Change every "Club" to "Team" in the lines from the start of the listing through the line containing "sub-rule-text: any contract it proposes to enter into which", and reproduce only those lines with nothing else altered.
################
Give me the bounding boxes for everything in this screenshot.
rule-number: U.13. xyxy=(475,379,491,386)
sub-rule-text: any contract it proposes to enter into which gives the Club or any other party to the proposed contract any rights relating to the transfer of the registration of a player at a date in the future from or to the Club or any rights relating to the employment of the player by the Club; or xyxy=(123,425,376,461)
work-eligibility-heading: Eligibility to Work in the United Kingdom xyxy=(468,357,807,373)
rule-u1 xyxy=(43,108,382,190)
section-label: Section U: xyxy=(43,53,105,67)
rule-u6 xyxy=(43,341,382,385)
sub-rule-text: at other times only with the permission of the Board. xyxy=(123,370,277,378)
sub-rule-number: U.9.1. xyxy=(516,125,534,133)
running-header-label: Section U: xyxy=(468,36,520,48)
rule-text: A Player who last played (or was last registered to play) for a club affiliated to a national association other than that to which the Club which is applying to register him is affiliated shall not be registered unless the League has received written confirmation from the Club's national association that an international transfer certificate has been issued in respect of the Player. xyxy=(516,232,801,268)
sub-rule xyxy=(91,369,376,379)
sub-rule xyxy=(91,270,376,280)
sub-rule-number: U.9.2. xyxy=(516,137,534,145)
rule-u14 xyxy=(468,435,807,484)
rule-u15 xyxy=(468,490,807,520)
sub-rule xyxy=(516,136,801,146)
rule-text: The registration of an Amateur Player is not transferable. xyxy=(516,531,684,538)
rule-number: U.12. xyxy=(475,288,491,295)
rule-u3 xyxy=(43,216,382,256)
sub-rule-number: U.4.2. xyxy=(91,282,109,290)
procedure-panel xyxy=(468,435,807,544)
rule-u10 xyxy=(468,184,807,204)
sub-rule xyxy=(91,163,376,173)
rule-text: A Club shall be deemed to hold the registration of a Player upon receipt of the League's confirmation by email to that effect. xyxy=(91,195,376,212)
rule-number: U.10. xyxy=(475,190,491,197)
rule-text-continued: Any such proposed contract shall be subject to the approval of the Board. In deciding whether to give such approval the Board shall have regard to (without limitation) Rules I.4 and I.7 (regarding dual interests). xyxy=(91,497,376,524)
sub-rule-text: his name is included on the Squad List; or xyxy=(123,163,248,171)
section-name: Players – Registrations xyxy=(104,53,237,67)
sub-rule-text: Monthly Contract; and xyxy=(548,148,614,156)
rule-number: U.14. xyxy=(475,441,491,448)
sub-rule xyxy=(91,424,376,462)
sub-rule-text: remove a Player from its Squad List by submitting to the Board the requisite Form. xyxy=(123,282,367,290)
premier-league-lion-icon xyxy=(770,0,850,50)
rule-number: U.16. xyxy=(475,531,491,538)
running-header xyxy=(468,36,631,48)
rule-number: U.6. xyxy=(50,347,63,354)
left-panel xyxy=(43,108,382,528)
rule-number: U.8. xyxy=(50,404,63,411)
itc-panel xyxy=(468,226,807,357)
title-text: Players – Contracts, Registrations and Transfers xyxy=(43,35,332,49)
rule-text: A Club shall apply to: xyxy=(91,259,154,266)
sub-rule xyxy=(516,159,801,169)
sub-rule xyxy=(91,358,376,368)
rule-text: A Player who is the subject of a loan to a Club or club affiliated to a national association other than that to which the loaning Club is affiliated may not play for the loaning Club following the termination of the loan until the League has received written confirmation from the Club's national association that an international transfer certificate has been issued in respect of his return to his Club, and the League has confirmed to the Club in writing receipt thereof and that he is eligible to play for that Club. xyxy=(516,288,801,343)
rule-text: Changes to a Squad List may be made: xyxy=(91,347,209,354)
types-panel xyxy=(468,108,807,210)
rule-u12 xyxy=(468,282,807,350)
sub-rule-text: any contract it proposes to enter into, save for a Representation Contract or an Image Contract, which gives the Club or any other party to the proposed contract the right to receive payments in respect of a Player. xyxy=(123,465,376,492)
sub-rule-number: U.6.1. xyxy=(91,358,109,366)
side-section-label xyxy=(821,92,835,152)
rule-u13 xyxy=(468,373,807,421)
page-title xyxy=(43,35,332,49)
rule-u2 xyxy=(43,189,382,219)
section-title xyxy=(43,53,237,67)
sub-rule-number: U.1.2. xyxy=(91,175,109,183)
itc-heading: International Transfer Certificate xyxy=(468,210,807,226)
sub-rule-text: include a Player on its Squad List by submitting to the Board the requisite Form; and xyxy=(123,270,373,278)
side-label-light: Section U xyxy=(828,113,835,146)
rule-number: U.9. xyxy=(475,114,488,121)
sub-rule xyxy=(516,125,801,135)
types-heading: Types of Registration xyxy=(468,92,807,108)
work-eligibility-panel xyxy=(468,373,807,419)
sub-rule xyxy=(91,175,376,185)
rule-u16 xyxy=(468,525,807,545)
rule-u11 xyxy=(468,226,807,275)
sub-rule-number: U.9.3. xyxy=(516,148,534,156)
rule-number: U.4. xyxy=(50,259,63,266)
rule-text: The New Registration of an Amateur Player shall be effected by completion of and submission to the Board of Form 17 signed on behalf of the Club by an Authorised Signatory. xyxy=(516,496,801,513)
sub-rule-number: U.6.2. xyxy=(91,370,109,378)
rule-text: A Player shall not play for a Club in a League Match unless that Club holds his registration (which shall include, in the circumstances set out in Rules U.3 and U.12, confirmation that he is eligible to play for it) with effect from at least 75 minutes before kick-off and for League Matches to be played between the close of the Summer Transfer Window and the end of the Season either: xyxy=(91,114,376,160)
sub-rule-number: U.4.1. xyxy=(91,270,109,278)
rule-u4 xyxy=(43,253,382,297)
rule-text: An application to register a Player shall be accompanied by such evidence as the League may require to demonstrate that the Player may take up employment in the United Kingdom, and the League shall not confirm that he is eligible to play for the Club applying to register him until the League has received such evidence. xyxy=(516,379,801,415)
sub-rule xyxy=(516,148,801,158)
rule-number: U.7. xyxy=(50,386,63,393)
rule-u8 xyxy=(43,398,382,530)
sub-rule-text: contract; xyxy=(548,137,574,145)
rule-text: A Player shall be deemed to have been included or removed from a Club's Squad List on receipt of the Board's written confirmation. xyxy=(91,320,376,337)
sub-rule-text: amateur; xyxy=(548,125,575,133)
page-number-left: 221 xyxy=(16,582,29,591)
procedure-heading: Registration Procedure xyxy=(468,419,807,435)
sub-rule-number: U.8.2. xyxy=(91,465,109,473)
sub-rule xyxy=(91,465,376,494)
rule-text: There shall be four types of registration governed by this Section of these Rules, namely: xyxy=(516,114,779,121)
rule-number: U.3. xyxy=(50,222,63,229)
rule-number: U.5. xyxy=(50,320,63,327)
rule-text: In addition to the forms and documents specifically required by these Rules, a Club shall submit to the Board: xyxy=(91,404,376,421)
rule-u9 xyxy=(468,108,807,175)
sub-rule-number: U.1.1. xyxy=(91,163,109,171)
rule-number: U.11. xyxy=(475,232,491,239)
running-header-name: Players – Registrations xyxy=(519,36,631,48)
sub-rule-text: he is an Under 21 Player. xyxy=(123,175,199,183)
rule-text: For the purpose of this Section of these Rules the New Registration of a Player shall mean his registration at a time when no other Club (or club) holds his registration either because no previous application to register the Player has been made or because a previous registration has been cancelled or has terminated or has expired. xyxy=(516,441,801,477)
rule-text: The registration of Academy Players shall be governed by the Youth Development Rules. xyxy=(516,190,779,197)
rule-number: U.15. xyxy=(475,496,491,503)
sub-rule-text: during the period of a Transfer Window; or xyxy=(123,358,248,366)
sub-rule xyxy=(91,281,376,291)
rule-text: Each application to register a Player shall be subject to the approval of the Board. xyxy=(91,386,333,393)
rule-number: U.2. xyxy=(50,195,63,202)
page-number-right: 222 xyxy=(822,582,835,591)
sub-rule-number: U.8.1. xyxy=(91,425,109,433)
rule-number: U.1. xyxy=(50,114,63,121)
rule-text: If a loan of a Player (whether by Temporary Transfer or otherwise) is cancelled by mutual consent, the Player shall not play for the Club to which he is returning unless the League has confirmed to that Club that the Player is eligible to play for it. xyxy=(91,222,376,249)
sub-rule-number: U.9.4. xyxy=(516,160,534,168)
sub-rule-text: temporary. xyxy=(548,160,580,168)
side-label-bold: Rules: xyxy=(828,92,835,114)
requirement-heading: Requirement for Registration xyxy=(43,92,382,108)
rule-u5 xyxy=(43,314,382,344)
################
### CORRECT RESPONSE
Give me the bounding boxes for everything in this screenshot.
rule-number: U.13. xyxy=(475,379,491,386)
sub-rule-text: any contract it proposes to enter into which gives the Team or any other party to the proposed contract any rights relating to the transfer of the registration of a player at a date in the future from or to the Team or any rights relating to the employment of the player by the Team; or xyxy=(123,425,376,461)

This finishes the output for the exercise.